Aim of the exercise -
In the entries below, identify every line with the string "APPLICATION" and copy it.

— Start Data supplied —

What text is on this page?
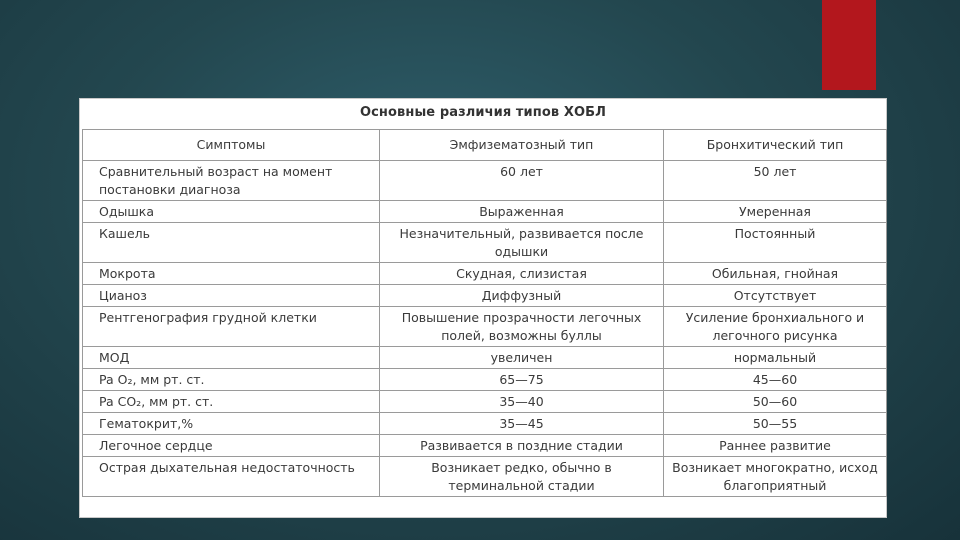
Основные различия типов ХОБЛ
Симптомы	Эмфизематозный тип	Бронхитический тип
Сравнительный возраст на момент постановки диагноза	60 лет	50 лет
Одышка	Выраженная	Умеренная
Кашель	Незначительный, развивается после одышки	Постоянный
Мокрота	Скудная, слизистая	Обильная, гнойная
Цианоз	Диффузный	Отсутствует
Рентгенография грудной клетки	Повышение прозрачности легочных полей, возможны буллы	Усиление бронхиального и легочного рисунка
МОД	увеличен	нормальный
Pa O₂, мм рт. ст.	65—75	45—60
Pa CO₂, мм рт. ст.	35—40	50—60
Гематокрит,%	35—45	50—55
Легочное сердце	Развивается в поздние стадии	Раннее развитие
Острая дыхательная недостаточность	Возникает редко, обычно в терминальной стадии	Возникает многократно, исход благоприятный
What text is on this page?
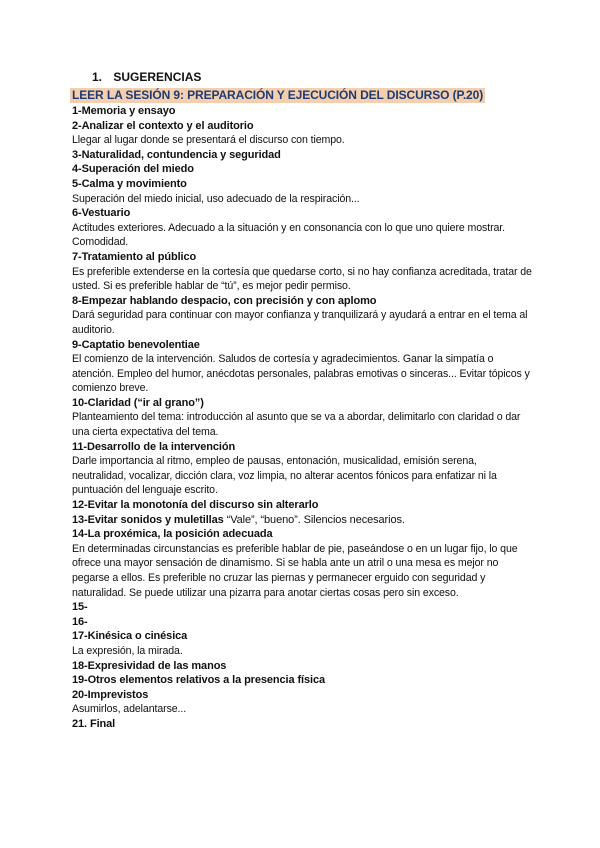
1. SUGERENCIAS
LEER LA SESIÓN 9: PREPARACIÓN Y EJECUCIÓN DEL DISCURSO (P.20)
1-Memoria y ensayo
2-Analizar el contexto y el auditorio
Llegar al lugar donde se presentará el discurso con tiempo.
3-Naturalidad, contundencia y seguridad
4-Superación del miedo
5-Calma y movimiento
Superación del miedo inicial, uso adecuado de la respiración...
6-Vestuario
Actitudes exteriores. Adecuado a la situación y en consonancia con lo que uno quiere mostrar. Comodidad.
7-Tratamiento al público
Es preferible extenderse en la cortesía que quedarse corto, si no hay confianza acreditada, tratar de usted. Si es preferible hablar de “tú”, es mejor pedir permiso.
8-Empezar hablando despacio, con precisión y con aplomo
Dará seguridad para continuar con mayor confianza y tranquilizará y ayudará a entrar en el tema al auditorio.
9-Captatio benevolentiae
El comienzo de la intervención. Saludos de cortesía y agradecimientos. Ganar la simpatía o atención. Empleo del humor, anécdotas personales, palabras emotivas o sinceras... Evitar tópicos y comienzo breve.
10-Claridad (“ir al grano”)
Planteamiento del tema: introducción al asunto que se va a abordar, delimitarlo con claridad o dar una cierta expectativa del tema.
11-Desarrollo de la intervención
Darle importancia al ritmo, empleo de pausas, entonación, musicalidad, emisión serena, neutralidad, vocalizar, dicción clara, voz limpia, no alterar acentos fónicos para enfatizar ni la puntuación del lenguaje escrito.
12-Evitar la monotonía del discurso sin alterarlo
13-Evitar sonidos y muletillas “Vale”, “bueno”. Silencios necesarios.
14-La proxémica, la posición adecuada
En determinadas circunstancias es preferible hablar de pie, paseándose o en un lugar fijo, lo que ofrece una mayor sensación de dinamismo. Si se habla ante un atril o una mesa es mejor no pegarse a ellos. Es preferible no cruzar las piernas y permanecer erguido con seguridad y naturalidad. Se puede utilizar una pizarra para anotar ciertas cosas pero sin exceso.
15-
16-
17-Kinésica o cinésica
La expresión, la mirada.
18-Expresividad de las manos
19-Otros elementos relativos a la presencia física
20-Imprevistos
Asumirlos, adelantarse...
21. Final
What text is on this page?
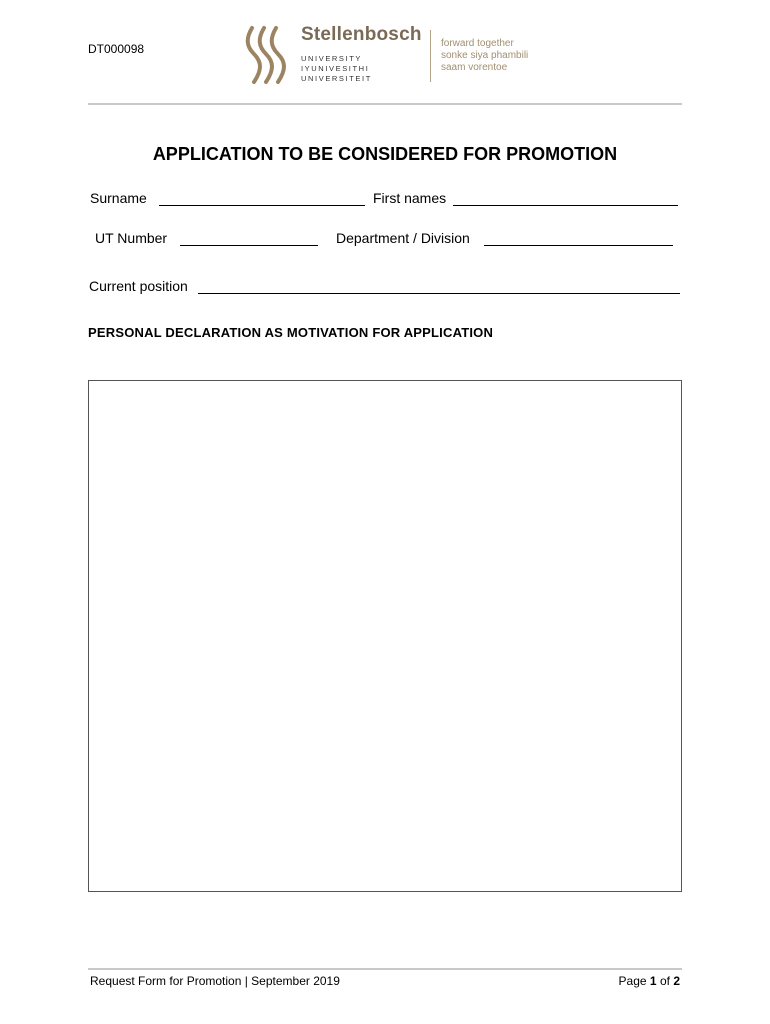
DT000098
Stellenbosch
UNIVERSITY
IYUNIVESITHI
UNIVERSITEIT
forward together
sonke siya phambili
saam vorentoe
APPLICATION TO BE CONSIDERED FOR PROMOTION
Surname	First names
UT Number	Department / Division
Current position
PERSONAL DECLARATION AS MOTIVATION FOR APPLICATION
Request Form for Promotion | September 2019	Page 1 of 2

— End Data supplied —

Solution to the problem -
APPLICATION TO BE CONSIDERED FOR PROMOTION
PERSONAL DECLARATION AS MOTIVATION FOR APPLICATION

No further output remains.